*Problem*. Select, from the material below, each line with "this" in it.

*Stored items from a collection*.
━━━━━━━━━━━━━━━━

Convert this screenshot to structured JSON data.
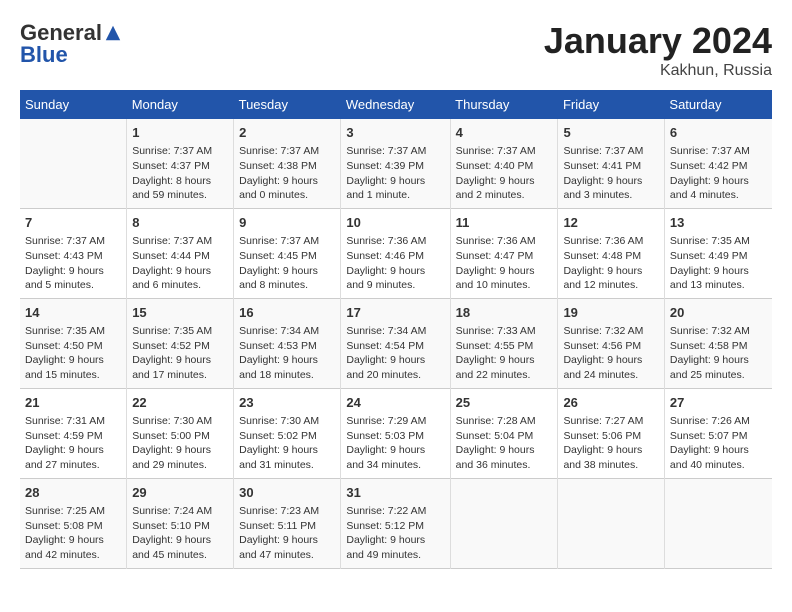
{
  "header": {
    "logo_general": "General",
    "logo_blue": "Blue",
    "month": "January 2024",
    "location": "Kakhun, Russia"
  },
  "days_of_week": [
    "Sunday",
    "Monday",
    "Tuesday",
    "Wednesday",
    "Thursday",
    "Friday",
    "Saturday"
  ],
  "weeks": [
    [
      {
        "day": "",
        "sunrise": "",
        "sunset": "",
        "daylight": ""
      },
      {
        "day": "1",
        "sunrise": "Sunrise: 7:37 AM",
        "sunset": "Sunset: 4:37 PM",
        "daylight": "Daylight: 8 hours and 59 minutes."
      },
      {
        "day": "2",
        "sunrise": "Sunrise: 7:37 AM",
        "sunset": "Sunset: 4:38 PM",
        "daylight": "Daylight: 9 hours and 0 minutes."
      },
      {
        "day": "3",
        "sunrise": "Sunrise: 7:37 AM",
        "sunset": "Sunset: 4:39 PM",
        "daylight": "Daylight: 9 hours and 1 minute."
      },
      {
        "day": "4",
        "sunrise": "Sunrise: 7:37 AM",
        "sunset": "Sunset: 4:40 PM",
        "daylight": "Daylight: 9 hours and 2 minutes."
      },
      {
        "day": "5",
        "sunrise": "Sunrise: 7:37 AM",
        "sunset": "Sunset: 4:41 PM",
        "daylight": "Daylight: 9 hours and 3 minutes."
      },
      {
        "day": "6",
        "sunrise": "Sunrise: 7:37 AM",
        "sunset": "Sunset: 4:42 PM",
        "daylight": "Daylight: 9 hours and 4 minutes."
      }
    ],
    [
      {
        "day": "7",
        "sunrise": "Sunrise: 7:37 AM",
        "sunset": "Sunset: 4:43 PM",
        "daylight": "Daylight: 9 hours and 5 minutes."
      },
      {
        "day": "8",
        "sunrise": "Sunrise: 7:37 AM",
        "sunset": "Sunset: 4:44 PM",
        "daylight": "Daylight: 9 hours and 6 minutes."
      },
      {
        "day": "9",
        "sunrise": "Sunrise: 7:37 AM",
        "sunset": "Sunset: 4:45 PM",
        "daylight": "Daylight: 9 hours and 8 minutes."
      },
      {
        "day": "10",
        "sunrise": "Sunrise: 7:36 AM",
        "sunset": "Sunset: 4:46 PM",
        "daylight": "Daylight: 9 hours and 9 minutes."
      },
      {
        "day": "11",
        "sunrise": "Sunrise: 7:36 AM",
        "sunset": "Sunset: 4:47 PM",
        "daylight": "Daylight: 9 hours and 10 minutes."
      },
      {
        "day": "12",
        "sunrise": "Sunrise: 7:36 AM",
        "sunset": "Sunset: 4:48 PM",
        "daylight": "Daylight: 9 hours and 12 minutes."
      },
      {
        "day": "13",
        "sunrise": "Sunrise: 7:35 AM",
        "sunset": "Sunset: 4:49 PM",
        "daylight": "Daylight: 9 hours and 13 minutes."
      }
    ],
    [
      {
        "day": "14",
        "sunrise": "Sunrise: 7:35 AM",
        "sunset": "Sunset: 4:50 PM",
        "daylight": "Daylight: 9 hours and 15 minutes."
      },
      {
        "day": "15",
        "sunrise": "Sunrise: 7:35 AM",
        "sunset": "Sunset: 4:52 PM",
        "daylight": "Daylight: 9 hours and 17 minutes."
      },
      {
        "day": "16",
        "sunrise": "Sunrise: 7:34 AM",
        "sunset": "Sunset: 4:53 PM",
        "daylight": "Daylight: 9 hours and 18 minutes."
      },
      {
        "day": "17",
        "sunrise": "Sunrise: 7:34 AM",
        "sunset": "Sunset: 4:54 PM",
        "daylight": "Daylight: 9 hours and 20 minutes."
      },
      {
        "day": "18",
        "sunrise": "Sunrise: 7:33 AM",
        "sunset": "Sunset: 4:55 PM",
        "daylight": "Daylight: 9 hours and 22 minutes."
      },
      {
        "day": "19",
        "sunrise": "Sunrise: 7:32 AM",
        "sunset": "Sunset: 4:56 PM",
        "daylight": "Daylight: 9 hours and 24 minutes."
      },
      {
        "day": "20",
        "sunrise": "Sunrise: 7:32 AM",
        "sunset": "Sunset: 4:58 PM",
        "daylight": "Daylight: 9 hours and 25 minutes."
      }
    ],
    [
      {
        "day": "21",
        "sunrise": "Sunrise: 7:31 AM",
        "sunset": "Sunset: 4:59 PM",
        "daylight": "Daylight: 9 hours and 27 minutes."
      },
      {
        "day": "22",
        "sunrise": "Sunrise: 7:30 AM",
        "sunset": "Sunset: 5:00 PM",
        "daylight": "Daylight: 9 hours and 29 minutes."
      },
      {
        "day": "23",
        "sunrise": "Sunrise: 7:30 AM",
        "sunset": "Sunset: 5:02 PM",
        "daylight": "Daylight: 9 hours and 31 minutes."
      },
      {
        "day": "24",
        "sunrise": "Sunrise: 7:29 AM",
        "sunset": "Sunset: 5:03 PM",
        "daylight": "Daylight: 9 hours and 34 minutes."
      },
      {
        "day": "25",
        "sunrise": "Sunrise: 7:28 AM",
        "sunset": "Sunset: 5:04 PM",
        "daylight": "Daylight: 9 hours and 36 minutes."
      },
      {
        "day": "26",
        "sunrise": "Sunrise: 7:27 AM",
        "sunset": "Sunset: 5:06 PM",
        "daylight": "Daylight: 9 hours and 38 minutes."
      },
      {
        "day": "27",
        "sunrise": "Sunrise: 7:26 AM",
        "sunset": "Sunset: 5:07 PM",
        "daylight": "Daylight: 9 hours and 40 minutes."
      }
    ],
    [
      {
        "day": "28",
        "sunrise": "Sunrise: 7:25 AM",
        "sunset": "Sunset: 5:08 PM",
        "daylight": "Daylight: 9 hours and 42 minutes."
      },
      {
        "day": "29",
        "sunrise": "Sunrise: 7:24 AM",
        "sunset": "Sunset: 5:10 PM",
        "daylight": "Daylight: 9 hours and 45 minutes."
      },
      {
        "day": "30",
        "sunrise": "Sunrise: 7:23 AM",
        "sunset": "Sunset: 5:11 PM",
        "daylight": "Daylight: 9 hours and 47 minutes."
      },
      {
        "day": "31",
        "sunrise": "Sunrise: 7:22 AM",
        "sunset": "Sunset: 5:12 PM",
        "daylight": "Daylight: 9 hours and 49 minutes."
      },
      {
        "day": "",
        "sunrise": "",
        "sunset": "",
        "daylight": ""
      },
      {
        "day": "",
        "sunrise": "",
        "sunset": "",
        "daylight": ""
      },
      {
        "day": "",
        "sunrise": "",
        "sunset": "",
        "daylight": ""
      }
    ]
  ]
}
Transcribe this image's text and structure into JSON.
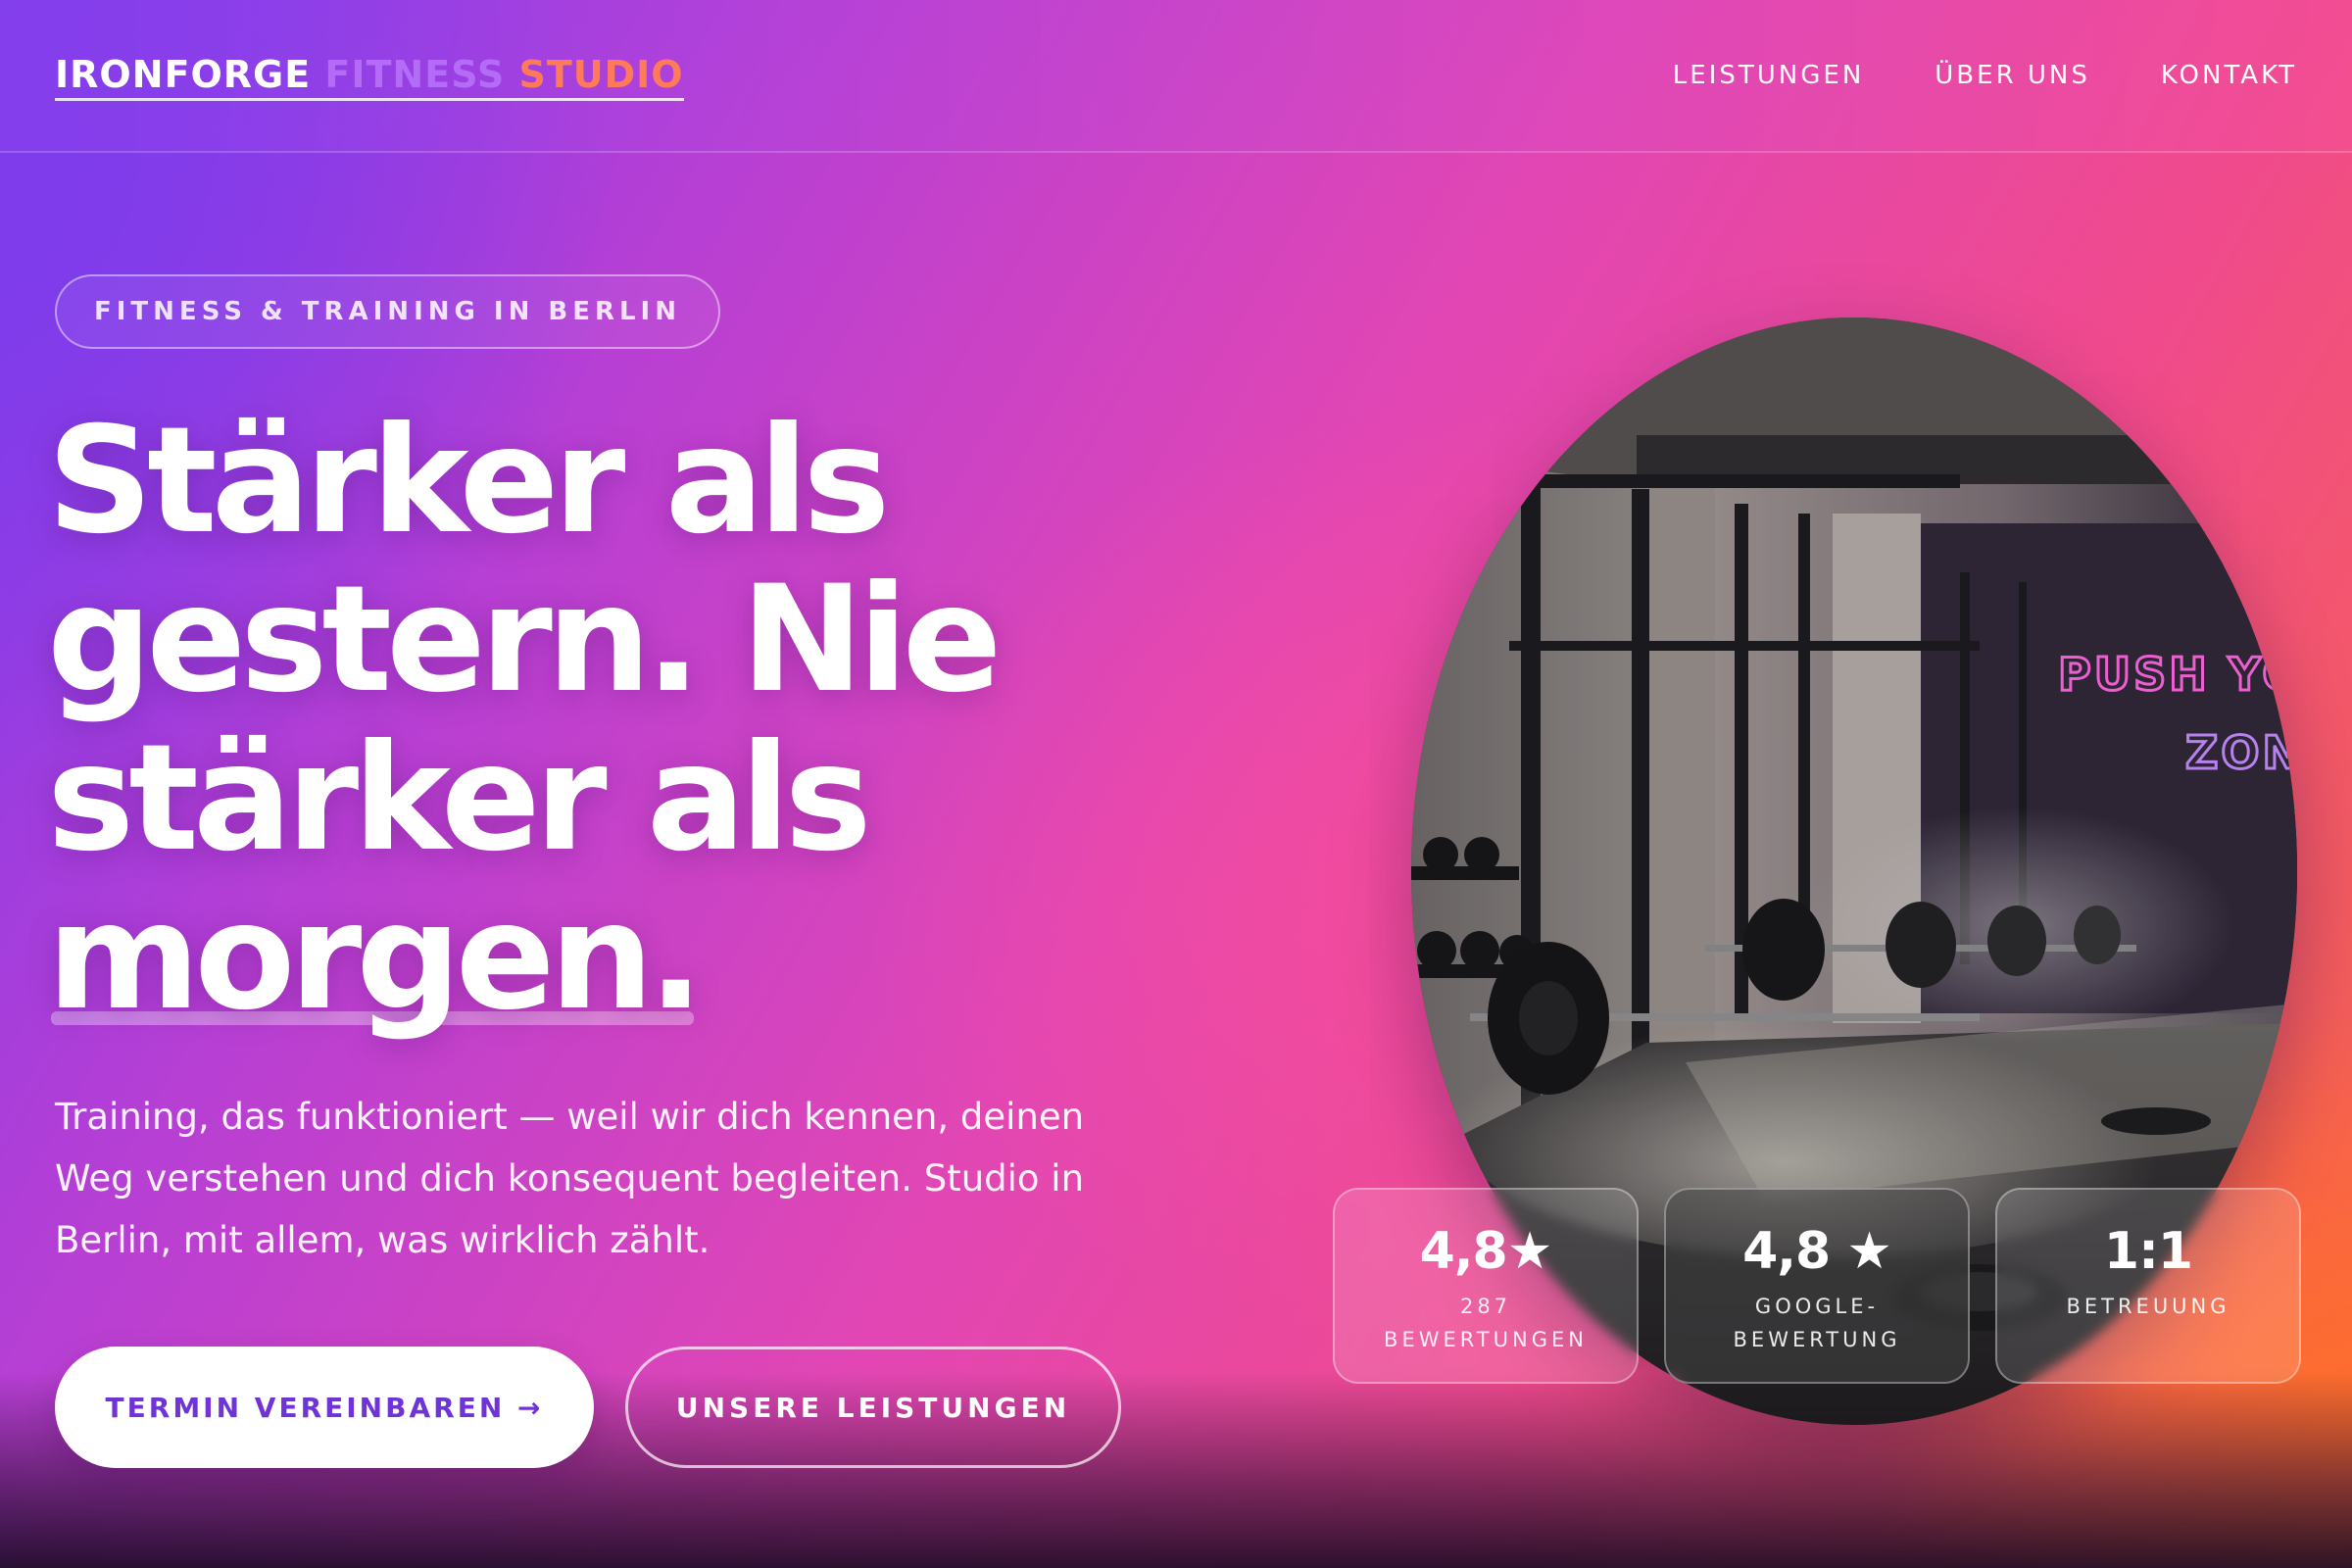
{
  "nav": {
    "logo_part1": "IRONFORGE",
    "logo_part2": " FITNESS",
    "logo_part3": " STUDIO",
    "links": [
      "LEISTUNGEN",
      "ÜBER UNS",
      "KONTAKT"
    ]
  },
  "hero": {
    "badge": "FITNESS & TRAINING IN BERLIN",
    "headline_line1": "Stärker als",
    "headline_line2": "gestern. Nie",
    "headline_line3": "stärker als",
    "headline_line4": "morgen.",
    "lead": "Training, das funktioniert — weil wir dich kennen, deinen Weg verstehen und dich konsequent begleiten. Studio in Berlin, mit allem, was wirklich zählt.",
    "primary_button": "TERMIN VEREINBAREN →",
    "secondary_button": "UNSERE LEISTUNGEN",
    "image_sign_line1": "PUSH YOUR",
    "image_sign_line2": "ZONE"
  },
  "stats": [
    {
      "value": "4,8★",
      "label": "287 BEWERTUNGEN"
    },
    {
      "value": "4,8 ★",
      "label": "GOOGLE-BEWERTUNG"
    },
    {
      "value": "1:1",
      "label": "BETREUUNG"
    }
  ],
  "colors": {
    "gradient_start": "#7c3aed",
    "gradient_mid": "#e146b4",
    "gradient_end": "#f8693f",
    "primary_button_text": "#7033d8",
    "neon_sign": "#ff66e0"
  }
}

━━━━━━━━━━━━━━━━

*Correct output*.
Convert this screenshot to structured JSON data.
Transcribe this image's text and structure into JSON.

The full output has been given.